Task to carry out:
Quote every line below exactly and skip any picture.
* Begin Extracted information *
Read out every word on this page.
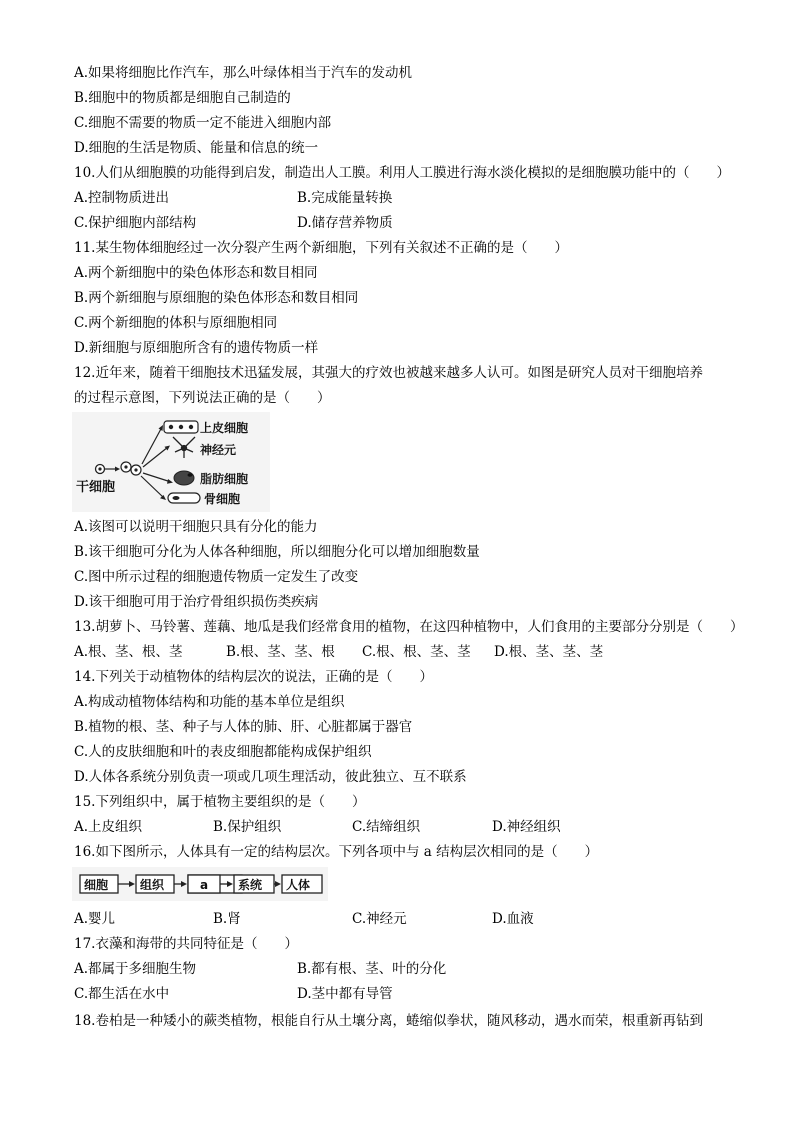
A.如果将细胞比作汽车，那么叶绿体相当于汽车的发动机
B.细胞中的物质都是细胞自己制造的
C.细胞不需要的物质一定不能进入细胞内部
D.细胞的生活是物质、能量和信息的统一
10.人们从细胞膜的功能得到启发，制造出人工膜。利用人工膜进行海水淡化模拟的是细胞膜功能中的（　　）
A.控制物质进出	B.完成能量转换
C.保护细胞内部结构	D.储存营养物质
11.某生物体细胞经过一次分裂产生两个新细胞，下列有关叙述不正确的是（　　）
A.两个新细胞中的染色体形态和数目相同
B.两个新细胞与原细胞的染色体形态和数目相同
C.两个新细胞的体积与原细胞相同
D.新细胞与原细胞所含有的遗传物质一样
12.近年来，随着干细胞技术迅猛发展，其强大的疗效也被越来越多人认可。如图是研究人员对干细胞培养
的过程示意图，下列说法正确的是（　　）
干细胞
上皮细胞
神经元
脂肪细胞
骨细胞
A.该图可以说明干细胞只具有分化的能力
B.该干细胞可分化为人体各种细胞，所以细胞分化可以增加细胞数量
C.图中所示过程的细胞遗传物质一定发生了改变
D.该干细胞可用于治疗骨组织损伤类疾病
13.胡萝卜、马铃薯、莲藕、地瓜是我们经常食用的植物，在这四种植物中，人们食用的主要部分分别是（　　）
A.根、茎、根、茎	B.根、茎、茎、根 C.根、根、茎、茎 D.根、茎、茎、茎
14.下列关于动植物体的结构层次的说法，正确的是（　　）
A.构成动植物体结构和功能的基本单位是组织
B.植物的根、茎、种子与人体的肺、肝、心脏都属于器官
C.人的皮肤细胞和叶的表皮细胞都能构成保护组织
D.人体各系统分别负责一项或几项生理活动，彼此独立、互不联系
15.下列组织中，属于植物主要组织的是（　　）
A.上皮组织	B.保护组织	C.结缔组织	D.神经组织
16.如下图所示，人体具有一定的结构层次。下列各项中与 a 结构层次相同的是（　　）
细胞	组织	a 系统 人体
A.婴儿	B.肾	C.神经元	D.血液
17.衣藻和海带的共同特征是（　　）
A.都属于多细胞生物	B.都有根、茎、叶的分化
C.都生活在水中	D.茎中都有导管
18.卷柏是一种矮小的蕨类植物，根能自行从土壤分离，蜷缩似拳状，随风移动，遇水而荣，根重新再钻到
* End Extracted information *
Solved exercise:
Read out every word on this page.
A.如果将细胞比作汽车，那么叶绿体相当于汽车的发动机
B.细胞中的物质都是细胞自己制造的
C.细胞不需要的物质一定不能进入细胞内部
D.细胞的生活是物质、能量和信息的统一
10.人们从细胞膜的功能得到启发，制造出人工膜。利用人工膜进行海水淡化模拟的是细胞膜功能中的（　　）
A.控制物质进出	B.完成能量转换
C.保护细胞内部结构	D.储存营养物质
11.某生物体细胞经过一次分裂产生两个新细胞，下列有关叙述不正确的是（　　）
A.两个新细胞中的染色体形态和数目相同
B.两个新细胞与原细胞的染色体形态和数目相同
C.两个新细胞的体积与原细胞相同
D.新细胞与原细胞所含有的遗传物质一样
12.近年来，随着干细胞技术迅猛发展，其强大的疗效也被越来越多人认可。如图是研究人员对干细胞培养
的过程示意图，下列说法正确的是（　　）
干细胞
上皮细胞
神经元
脂肪细胞
骨细胞
A.该图可以说明干细胞只具有分化的能力
B.该干细胞可分化为人体各种细胞，所以细胞分化可以增加细胞数量
C.图中所示过程的细胞遗传物质一定发生了改变
D.该干细胞可用于治疗骨组织损伤类疾病
13.胡萝卜、马铃薯、莲藕、地瓜是我们经常食用的植物，在这四种植物中，人们食用的主要部分分别是（　　）
A.根、茎、根、茎	B.根、茎、茎、根 C.根、根、茎、茎 D.根、茎、茎、茎
14.下列关于动植物体的结构层次的说法，正确的是（　　）
A.构成动植物体结构和功能的基本单位是组织
B.植物的根、茎、种子与人体的肺、肝、心脏都属于器官
C.人的皮肤细胞和叶的表皮细胞都能构成保护组织
D.人体各系统分别负责一项或几项生理活动，彼此独立、互不联系
15.下列组织中，属于植物主要组织的是（　　）
A.上皮组织	B.保护组织	C.结缔组织	D.神经组织
16.如下图所示，人体具有一定的结构层次。下列各项中与 a 结构层次相同的是（　　）
细胞	组织	a 系统 人体
A.婴儿	B.肾	C.神经元	D.血液
17.衣藻和海带的共同特征是（　　）
A.都属于多细胞生物	B.都有根、茎、叶的分化
C.都生活在水中	D.茎中都有导管
18.卷柏是一种矮小的蕨类植物，根能自行从土壤分离，蜷缩似拳状，随风移动，遇水而荣，根重新再钻到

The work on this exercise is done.